PROVIDED DATA:

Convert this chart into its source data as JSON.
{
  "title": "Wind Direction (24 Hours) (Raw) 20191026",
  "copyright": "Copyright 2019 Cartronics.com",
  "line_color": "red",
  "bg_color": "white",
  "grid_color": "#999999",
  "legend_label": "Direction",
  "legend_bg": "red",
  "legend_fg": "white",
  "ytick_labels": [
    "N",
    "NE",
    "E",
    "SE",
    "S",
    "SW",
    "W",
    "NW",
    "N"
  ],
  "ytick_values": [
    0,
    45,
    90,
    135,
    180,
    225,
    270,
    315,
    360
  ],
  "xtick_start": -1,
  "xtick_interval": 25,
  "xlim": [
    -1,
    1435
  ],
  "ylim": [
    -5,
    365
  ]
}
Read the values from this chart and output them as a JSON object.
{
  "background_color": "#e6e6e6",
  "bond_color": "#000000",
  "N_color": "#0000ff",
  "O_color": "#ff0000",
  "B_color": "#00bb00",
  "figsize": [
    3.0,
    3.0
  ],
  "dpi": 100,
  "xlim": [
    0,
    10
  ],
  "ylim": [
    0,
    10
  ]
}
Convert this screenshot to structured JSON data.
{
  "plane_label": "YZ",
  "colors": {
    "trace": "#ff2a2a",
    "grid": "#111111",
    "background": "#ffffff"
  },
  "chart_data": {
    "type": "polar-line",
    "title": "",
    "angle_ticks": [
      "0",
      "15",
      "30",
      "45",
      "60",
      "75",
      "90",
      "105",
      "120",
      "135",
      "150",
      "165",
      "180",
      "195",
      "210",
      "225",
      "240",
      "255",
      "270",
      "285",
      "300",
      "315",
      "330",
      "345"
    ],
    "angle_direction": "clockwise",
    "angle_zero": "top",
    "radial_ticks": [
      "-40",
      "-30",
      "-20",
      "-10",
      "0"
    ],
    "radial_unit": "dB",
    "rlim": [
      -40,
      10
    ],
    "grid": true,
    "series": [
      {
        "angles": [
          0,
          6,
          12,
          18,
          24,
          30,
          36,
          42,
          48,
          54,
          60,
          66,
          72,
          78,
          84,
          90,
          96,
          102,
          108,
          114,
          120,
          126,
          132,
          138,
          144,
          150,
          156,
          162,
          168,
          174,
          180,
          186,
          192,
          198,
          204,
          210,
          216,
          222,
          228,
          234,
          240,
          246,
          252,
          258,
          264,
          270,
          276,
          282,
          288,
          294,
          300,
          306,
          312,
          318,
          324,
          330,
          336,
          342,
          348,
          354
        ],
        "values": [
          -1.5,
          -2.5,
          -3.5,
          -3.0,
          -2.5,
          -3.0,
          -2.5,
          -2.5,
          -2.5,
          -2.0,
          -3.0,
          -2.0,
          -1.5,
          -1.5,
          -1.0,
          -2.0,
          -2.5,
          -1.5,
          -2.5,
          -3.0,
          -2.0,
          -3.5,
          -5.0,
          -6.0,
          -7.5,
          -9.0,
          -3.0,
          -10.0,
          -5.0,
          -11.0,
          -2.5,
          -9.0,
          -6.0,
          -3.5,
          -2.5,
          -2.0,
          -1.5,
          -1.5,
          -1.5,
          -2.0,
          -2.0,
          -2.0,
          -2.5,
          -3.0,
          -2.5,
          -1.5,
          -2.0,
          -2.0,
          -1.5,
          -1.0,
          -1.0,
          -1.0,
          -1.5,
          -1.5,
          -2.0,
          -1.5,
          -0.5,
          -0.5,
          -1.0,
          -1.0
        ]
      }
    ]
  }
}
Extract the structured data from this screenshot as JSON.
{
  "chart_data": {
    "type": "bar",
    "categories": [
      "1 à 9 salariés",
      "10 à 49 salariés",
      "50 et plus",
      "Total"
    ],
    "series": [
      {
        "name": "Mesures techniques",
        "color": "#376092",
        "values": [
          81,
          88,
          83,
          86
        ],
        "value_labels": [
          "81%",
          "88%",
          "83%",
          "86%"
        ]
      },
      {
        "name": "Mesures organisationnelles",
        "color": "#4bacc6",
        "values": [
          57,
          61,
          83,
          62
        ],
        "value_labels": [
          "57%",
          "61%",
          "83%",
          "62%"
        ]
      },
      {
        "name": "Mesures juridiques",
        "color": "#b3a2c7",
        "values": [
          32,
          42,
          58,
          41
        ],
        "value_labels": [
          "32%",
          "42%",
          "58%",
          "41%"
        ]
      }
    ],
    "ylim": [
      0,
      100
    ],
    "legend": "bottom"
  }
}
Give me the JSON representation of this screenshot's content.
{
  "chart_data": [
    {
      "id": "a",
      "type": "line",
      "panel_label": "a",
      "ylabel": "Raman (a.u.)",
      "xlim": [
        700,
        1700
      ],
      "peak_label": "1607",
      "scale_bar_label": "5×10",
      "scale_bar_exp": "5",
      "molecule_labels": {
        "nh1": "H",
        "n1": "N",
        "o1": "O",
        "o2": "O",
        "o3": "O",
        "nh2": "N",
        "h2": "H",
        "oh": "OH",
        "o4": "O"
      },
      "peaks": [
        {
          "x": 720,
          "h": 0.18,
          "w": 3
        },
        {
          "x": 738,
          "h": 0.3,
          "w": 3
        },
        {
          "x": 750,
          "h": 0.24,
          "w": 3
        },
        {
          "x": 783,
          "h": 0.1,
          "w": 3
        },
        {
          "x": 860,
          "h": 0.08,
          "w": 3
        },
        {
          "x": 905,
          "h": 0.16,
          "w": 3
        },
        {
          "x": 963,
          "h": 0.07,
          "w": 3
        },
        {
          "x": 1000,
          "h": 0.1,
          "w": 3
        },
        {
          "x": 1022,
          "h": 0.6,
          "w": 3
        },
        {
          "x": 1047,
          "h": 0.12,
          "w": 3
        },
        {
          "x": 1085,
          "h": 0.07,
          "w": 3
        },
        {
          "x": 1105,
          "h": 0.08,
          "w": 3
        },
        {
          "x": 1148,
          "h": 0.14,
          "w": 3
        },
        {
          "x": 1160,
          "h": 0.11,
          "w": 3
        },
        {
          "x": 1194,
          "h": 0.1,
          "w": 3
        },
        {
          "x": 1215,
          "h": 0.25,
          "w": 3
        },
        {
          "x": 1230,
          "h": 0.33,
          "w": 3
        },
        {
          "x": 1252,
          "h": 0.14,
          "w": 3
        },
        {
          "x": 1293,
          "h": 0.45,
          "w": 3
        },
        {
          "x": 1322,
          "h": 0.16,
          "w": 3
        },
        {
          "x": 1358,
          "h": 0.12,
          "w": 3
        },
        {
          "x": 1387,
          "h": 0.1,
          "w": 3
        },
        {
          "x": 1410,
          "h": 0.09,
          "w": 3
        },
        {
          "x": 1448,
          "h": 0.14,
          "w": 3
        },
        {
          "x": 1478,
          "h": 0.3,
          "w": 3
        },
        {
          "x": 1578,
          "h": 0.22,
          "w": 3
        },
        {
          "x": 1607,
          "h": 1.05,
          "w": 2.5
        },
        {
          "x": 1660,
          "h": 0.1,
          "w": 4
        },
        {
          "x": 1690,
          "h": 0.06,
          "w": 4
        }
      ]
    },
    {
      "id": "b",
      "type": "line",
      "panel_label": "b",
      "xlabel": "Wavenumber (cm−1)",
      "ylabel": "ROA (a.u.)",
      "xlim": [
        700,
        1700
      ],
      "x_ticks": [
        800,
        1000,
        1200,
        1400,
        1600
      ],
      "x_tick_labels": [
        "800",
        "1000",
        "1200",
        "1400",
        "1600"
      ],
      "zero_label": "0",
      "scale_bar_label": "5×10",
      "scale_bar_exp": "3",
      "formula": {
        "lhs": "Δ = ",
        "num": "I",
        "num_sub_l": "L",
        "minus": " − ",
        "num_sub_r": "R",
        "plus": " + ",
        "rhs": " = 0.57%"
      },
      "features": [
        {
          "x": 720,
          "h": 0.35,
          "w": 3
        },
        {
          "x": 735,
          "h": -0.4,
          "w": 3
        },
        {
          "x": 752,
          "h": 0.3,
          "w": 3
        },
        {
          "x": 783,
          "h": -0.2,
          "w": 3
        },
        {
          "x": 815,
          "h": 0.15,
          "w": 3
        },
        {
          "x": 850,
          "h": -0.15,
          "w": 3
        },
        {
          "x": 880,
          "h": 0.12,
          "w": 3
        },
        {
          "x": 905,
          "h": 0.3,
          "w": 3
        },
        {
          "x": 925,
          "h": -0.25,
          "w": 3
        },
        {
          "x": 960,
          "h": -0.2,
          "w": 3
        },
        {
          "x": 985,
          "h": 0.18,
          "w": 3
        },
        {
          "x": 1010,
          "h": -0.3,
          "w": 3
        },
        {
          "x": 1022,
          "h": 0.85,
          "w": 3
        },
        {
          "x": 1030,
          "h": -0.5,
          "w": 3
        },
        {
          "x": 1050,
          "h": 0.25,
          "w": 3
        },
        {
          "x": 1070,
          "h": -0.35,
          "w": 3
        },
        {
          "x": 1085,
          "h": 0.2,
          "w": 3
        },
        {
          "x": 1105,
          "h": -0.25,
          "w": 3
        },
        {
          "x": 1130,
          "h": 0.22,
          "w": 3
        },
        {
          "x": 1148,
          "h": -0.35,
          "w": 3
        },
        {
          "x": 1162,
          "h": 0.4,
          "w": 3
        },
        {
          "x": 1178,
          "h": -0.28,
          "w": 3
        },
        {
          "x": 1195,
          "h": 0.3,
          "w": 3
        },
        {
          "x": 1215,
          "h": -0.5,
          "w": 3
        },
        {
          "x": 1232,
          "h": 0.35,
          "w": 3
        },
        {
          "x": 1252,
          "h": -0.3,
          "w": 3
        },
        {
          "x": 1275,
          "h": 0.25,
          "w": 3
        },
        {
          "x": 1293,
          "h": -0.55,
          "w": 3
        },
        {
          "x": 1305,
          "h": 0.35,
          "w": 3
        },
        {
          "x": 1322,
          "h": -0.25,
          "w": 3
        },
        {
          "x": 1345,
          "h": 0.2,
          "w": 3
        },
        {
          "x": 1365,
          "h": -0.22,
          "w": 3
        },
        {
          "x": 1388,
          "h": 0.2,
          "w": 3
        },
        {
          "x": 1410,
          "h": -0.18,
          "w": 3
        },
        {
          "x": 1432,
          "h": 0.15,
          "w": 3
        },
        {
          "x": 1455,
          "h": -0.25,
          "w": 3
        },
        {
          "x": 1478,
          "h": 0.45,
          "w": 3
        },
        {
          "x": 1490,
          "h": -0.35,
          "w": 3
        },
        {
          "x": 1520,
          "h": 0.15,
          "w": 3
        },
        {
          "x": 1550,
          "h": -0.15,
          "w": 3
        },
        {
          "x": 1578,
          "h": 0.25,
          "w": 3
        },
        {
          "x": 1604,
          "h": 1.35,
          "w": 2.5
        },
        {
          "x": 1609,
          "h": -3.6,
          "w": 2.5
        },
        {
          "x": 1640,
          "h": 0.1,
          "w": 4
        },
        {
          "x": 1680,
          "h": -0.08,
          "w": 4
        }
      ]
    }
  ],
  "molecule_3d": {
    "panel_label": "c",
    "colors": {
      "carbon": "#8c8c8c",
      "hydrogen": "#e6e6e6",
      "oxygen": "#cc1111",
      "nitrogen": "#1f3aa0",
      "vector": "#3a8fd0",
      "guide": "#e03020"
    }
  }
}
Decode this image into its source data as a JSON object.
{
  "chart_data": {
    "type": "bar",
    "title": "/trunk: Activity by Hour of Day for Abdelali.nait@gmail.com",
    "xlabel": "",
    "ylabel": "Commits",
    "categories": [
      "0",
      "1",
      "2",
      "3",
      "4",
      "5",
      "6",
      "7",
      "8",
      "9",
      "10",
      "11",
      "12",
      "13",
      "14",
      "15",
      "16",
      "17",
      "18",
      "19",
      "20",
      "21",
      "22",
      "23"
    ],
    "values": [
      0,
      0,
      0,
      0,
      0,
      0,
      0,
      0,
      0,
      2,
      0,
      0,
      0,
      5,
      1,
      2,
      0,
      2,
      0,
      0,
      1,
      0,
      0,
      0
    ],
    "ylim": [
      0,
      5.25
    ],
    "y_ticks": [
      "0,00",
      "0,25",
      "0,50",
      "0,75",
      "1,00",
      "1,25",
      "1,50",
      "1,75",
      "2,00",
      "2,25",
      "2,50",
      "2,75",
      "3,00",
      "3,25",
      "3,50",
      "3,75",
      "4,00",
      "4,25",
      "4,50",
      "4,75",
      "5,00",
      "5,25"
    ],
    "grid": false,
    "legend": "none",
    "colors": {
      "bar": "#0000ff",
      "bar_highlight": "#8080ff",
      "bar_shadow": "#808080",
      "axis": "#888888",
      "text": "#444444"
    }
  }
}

EXERCISE PROMPT:
Select the lines in this material that hold the word "JSON", leaving none out.

RESULT OF THE EXERCISE:
Convert this chart into its source data as JSON.
Read the values from this chart and output them as a JSON object.
Convert this screenshot to structured JSON data.
Extract the structured data from this screenshot as JSON.
Give me the JSON representation of this screenshot's content.
Decode this image into its source data as a JSON object.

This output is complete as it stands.